Aufgabe 1:
Gib aus dem Abschnitt über mentale Modelle den Wortlaut von „Insbesondere in der“ bis einschließlich „besser zu erfassen.“ unverändert wieder.
Aufgabe 2:
Was fördert laut dem Abschnitt über mentale Modelle ein ausgewogenes Verhältnis von Assimilation und Akkommodation?

Textabschnitt:
================================
Kernaussagen im Überblick
- Definition: Dichtes Netzwerk aus Elementen („Knoten“) und deren Verbindungen („Assoziationen“), das sensorische Eindrücke eines Individuums widerspiegelt, organisiert und kognitiv abbildet
- Funktion: Mentale Modelle dienen als interne Repräsentation der äußeren Welt – eine Art kognitive Landkarte zur Strukturierung von Informationen und Interpretation von Erfahrungen
- Zentrale Prozesse der Modellbildung:
- Assimilation: Aufnahme neuer Informationen aus der Umwelt und deren Integration in bestehende Wissensstrukturen (Erweiterung bestehender Modelle)
- Akkomodation: Anpassung und Umstrukturierung vorhandener Wissensstrukturen bei neuen, widersprüchlichen Informationen
- Ziel: Sicherstellung von Anpassungsfähigkeit und Lernfähigkeit des Individuums durch ein dynamisches mentales Modell
- Balance: Ein ausgewogenes Verhältnis von Assimilation und Akkommodation fördert effektives Lernen und kognitive Entwicklung
Alternative Modelle und Theorien
Riempps Ansatz ist nicht isoliert zu betrachten, sondern lässt sich in eine Vielzahl etablierter kognitiver Theorien einordnen. Diese Modelle liefern ergänzende Perspektiven auf das Verständnis von Wissen, Lernen und inneren Repräsentationen.
Insbesondere in der Psychologie, Pädagogik und Organisationsforschung haben sich unterschiedliche Theorien etabliert, die ähnliche Konzepte aufgreifen – teils mit anderem Fokus, aber stets mit dem Ziel, die Dynamik menschlichen Denkens und Handelns besser zu erfassen.
================================
Daten zur Erkennung der Dokumentstruktur:
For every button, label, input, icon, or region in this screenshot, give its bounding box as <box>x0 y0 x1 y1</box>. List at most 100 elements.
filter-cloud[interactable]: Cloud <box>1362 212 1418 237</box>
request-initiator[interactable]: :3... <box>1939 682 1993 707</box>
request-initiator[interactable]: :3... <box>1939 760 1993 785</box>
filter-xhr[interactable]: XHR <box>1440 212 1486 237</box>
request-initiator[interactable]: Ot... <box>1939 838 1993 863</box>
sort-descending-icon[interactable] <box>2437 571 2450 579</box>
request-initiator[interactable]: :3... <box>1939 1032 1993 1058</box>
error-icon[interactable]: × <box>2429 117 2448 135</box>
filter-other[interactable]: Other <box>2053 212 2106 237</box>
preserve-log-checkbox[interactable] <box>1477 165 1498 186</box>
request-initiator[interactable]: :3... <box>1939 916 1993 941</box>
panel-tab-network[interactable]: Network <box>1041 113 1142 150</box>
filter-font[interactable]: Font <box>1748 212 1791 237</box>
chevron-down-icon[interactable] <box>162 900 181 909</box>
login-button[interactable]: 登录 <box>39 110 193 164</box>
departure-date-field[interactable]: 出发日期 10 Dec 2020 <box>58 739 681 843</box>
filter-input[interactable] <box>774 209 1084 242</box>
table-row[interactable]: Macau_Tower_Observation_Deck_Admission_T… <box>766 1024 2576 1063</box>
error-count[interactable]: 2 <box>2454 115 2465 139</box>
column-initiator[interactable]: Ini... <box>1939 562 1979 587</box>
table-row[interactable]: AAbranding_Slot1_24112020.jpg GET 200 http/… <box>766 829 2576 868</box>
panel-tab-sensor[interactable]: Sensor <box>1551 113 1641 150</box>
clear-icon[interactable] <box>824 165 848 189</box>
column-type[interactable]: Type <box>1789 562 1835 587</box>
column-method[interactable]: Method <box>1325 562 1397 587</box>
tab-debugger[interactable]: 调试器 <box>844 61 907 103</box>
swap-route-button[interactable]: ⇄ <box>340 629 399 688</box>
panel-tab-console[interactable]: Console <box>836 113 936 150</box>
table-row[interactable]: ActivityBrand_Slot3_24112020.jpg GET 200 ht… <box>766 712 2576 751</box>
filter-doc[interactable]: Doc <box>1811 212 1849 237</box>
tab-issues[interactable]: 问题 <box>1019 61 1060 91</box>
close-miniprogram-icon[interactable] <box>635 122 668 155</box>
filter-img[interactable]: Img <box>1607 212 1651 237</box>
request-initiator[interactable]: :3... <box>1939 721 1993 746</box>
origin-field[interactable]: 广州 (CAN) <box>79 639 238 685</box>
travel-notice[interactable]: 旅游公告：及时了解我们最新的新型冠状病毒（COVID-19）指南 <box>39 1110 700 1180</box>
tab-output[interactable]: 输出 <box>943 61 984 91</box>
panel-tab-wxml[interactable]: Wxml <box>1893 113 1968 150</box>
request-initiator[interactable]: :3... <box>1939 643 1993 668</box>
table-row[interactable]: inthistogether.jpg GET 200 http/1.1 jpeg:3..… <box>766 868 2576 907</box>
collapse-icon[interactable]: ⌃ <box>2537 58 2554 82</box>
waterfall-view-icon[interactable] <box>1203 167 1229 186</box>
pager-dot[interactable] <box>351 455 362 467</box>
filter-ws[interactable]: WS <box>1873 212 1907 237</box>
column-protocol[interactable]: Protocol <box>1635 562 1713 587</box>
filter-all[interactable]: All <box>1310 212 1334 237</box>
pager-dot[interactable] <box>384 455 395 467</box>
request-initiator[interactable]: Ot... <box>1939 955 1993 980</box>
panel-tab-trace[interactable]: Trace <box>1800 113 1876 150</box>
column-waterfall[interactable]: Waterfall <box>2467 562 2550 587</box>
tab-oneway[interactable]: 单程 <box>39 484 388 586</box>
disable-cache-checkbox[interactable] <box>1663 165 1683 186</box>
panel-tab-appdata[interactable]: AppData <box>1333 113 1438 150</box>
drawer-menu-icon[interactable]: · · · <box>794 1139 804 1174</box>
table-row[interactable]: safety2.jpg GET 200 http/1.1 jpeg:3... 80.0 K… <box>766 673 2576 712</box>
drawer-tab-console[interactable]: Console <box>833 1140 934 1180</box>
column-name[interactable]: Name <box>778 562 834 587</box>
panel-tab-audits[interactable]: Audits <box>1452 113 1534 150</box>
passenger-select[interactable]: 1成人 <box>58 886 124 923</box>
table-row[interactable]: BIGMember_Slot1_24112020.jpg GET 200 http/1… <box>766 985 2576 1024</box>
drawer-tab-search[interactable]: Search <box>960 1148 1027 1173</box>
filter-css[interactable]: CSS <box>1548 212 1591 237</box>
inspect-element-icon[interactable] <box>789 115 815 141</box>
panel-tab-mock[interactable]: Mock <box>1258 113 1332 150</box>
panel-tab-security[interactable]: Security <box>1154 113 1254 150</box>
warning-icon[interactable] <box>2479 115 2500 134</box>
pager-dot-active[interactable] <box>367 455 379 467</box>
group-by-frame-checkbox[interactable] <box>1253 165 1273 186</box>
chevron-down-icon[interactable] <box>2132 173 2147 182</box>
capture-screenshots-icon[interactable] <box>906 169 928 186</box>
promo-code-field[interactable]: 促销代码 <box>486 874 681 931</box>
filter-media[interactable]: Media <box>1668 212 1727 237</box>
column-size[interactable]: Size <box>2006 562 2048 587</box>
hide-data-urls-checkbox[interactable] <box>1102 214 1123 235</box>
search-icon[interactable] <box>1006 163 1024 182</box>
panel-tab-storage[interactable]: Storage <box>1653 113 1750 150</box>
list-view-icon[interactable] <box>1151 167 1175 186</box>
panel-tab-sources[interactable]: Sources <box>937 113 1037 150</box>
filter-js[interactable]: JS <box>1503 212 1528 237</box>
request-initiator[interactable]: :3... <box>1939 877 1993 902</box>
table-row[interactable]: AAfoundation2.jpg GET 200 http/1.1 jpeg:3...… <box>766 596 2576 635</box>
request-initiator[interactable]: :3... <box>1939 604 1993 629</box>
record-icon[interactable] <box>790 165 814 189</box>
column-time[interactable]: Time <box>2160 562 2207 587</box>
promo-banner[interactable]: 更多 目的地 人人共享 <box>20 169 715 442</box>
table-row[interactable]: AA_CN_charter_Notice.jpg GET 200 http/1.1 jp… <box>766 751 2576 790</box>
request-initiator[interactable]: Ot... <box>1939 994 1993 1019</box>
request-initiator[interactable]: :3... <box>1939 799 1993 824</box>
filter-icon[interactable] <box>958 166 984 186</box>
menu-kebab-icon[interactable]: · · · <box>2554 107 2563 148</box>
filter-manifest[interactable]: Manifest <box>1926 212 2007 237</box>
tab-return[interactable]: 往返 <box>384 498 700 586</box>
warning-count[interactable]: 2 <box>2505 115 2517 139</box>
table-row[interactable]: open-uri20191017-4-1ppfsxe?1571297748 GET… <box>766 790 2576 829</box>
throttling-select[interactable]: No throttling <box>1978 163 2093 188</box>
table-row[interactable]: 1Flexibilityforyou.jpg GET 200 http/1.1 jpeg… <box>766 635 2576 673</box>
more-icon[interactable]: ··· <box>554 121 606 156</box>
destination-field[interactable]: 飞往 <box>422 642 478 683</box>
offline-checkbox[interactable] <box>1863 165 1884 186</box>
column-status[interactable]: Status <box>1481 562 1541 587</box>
================================
Antwort 1:
Insbesondere in der Psychologie, Pädagogik und Organisationsforschung haben sich unterschiedliche Theorien etabliert, die ähnliche Konzepte aufgreifen – teils mit anderem Fokus, aber stets mit dem Ziel, die Dynamik menschlichen Denkens und Handelns besser zu erfassen.

Antwort 2:
Effektives Lernen und kognitive Entwicklung.